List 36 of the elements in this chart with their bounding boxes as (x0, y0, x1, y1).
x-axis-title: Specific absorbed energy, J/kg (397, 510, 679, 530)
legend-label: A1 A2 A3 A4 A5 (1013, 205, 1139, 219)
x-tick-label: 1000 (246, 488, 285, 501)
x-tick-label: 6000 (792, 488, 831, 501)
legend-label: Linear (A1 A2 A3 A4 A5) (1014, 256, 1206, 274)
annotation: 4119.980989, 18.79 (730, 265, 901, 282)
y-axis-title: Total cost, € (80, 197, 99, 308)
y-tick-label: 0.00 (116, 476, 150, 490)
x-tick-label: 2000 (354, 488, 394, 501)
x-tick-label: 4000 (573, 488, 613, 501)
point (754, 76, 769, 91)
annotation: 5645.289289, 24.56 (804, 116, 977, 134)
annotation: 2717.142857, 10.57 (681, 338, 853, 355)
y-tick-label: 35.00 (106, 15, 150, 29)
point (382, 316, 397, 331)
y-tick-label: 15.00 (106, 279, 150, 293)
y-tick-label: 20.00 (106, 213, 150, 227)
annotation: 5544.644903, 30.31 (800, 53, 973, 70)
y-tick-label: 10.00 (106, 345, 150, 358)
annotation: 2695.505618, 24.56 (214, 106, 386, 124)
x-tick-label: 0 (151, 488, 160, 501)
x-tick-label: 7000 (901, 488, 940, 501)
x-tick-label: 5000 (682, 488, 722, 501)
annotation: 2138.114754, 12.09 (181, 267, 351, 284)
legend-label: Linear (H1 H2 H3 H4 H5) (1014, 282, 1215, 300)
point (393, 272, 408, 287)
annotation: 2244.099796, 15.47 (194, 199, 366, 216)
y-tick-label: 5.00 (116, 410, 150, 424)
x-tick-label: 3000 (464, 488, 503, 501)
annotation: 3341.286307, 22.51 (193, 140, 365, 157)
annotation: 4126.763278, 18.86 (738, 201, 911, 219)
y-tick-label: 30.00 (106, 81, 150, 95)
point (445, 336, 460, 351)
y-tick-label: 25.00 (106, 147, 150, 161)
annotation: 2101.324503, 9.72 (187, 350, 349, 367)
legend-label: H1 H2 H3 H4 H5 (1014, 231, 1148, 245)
-----
_Written problem:_
Rewrite the listing, swapping "Total cost" for "Overall cost" everywhere it occurs and leaving every other character unchanged.

_Result for this task:_
List 36 of the elements in this chart with their bounding boxes as (x0, y0, x1, y1).
x-axis-title: Specific absorbed energy, J/kg (397, 510, 679, 530)
legend-label: A1 A2 A3 A4 A5 (1013, 205, 1139, 219)
x-tick-label: 1000 (246, 488, 285, 501)
x-tick-label: 6000 (792, 488, 831, 501)
legend-label: Linear (A1 A2 A3 A4 A5) (1014, 256, 1206, 274)
annotation: 4119.980989, 18.79 (730, 265, 901, 282)
y-axis-title: Overall cost, € (80, 197, 99, 308)
y-tick-label: 0.00 (116, 476, 150, 490)
x-tick-label: 2000 (354, 488, 394, 501)
x-tick-label: 4000 (573, 488, 613, 501)
point (754, 76, 769, 91)
annotation: 5645.289289, 24.56 (804, 116, 977, 134)
annotation: 2717.142857, 10.57 (681, 338, 853, 355)
y-tick-label: 35.00 (106, 15, 150, 29)
point (382, 316, 397, 331)
y-tick-label: 15.00 (106, 279, 150, 293)
y-tick-label: 20.00 (106, 213, 150, 227)
annotation: 5544.644903, 30.31 (800, 53, 973, 70)
y-tick-label: 10.00 (106, 345, 150, 358)
annotation: 2695.505618, 24.56 (214, 106, 386, 124)
x-tick-label: 0 (151, 488, 160, 501)
x-tick-label: 7000 (901, 488, 940, 501)
x-tick-label: 5000 (682, 488, 722, 501)
annotation: 2138.114754, 12.09 (181, 267, 351, 284)
legend-label: Linear (H1 H2 H3 H4 H5) (1014, 282, 1215, 300)
point (393, 272, 408, 287)
annotation: 2244.099796, 15.47 (194, 199, 366, 216)
y-tick-label: 5.00 (116, 410, 150, 424)
x-tick-label: 3000 (464, 488, 503, 501)
annotation: 3341.286307, 22.51 (193, 140, 365, 157)
annotation: 4126.763278, 18.86 (738, 201, 911, 219)
y-tick-label: 30.00 (106, 81, 150, 95)
point (445, 336, 460, 351)
y-tick-label: 25.00 (106, 147, 150, 161)
annotation: 2101.324503, 9.72 (187, 350, 349, 367)
legend-label: H1 H2 H3 H4 H5 (1014, 231, 1148, 245)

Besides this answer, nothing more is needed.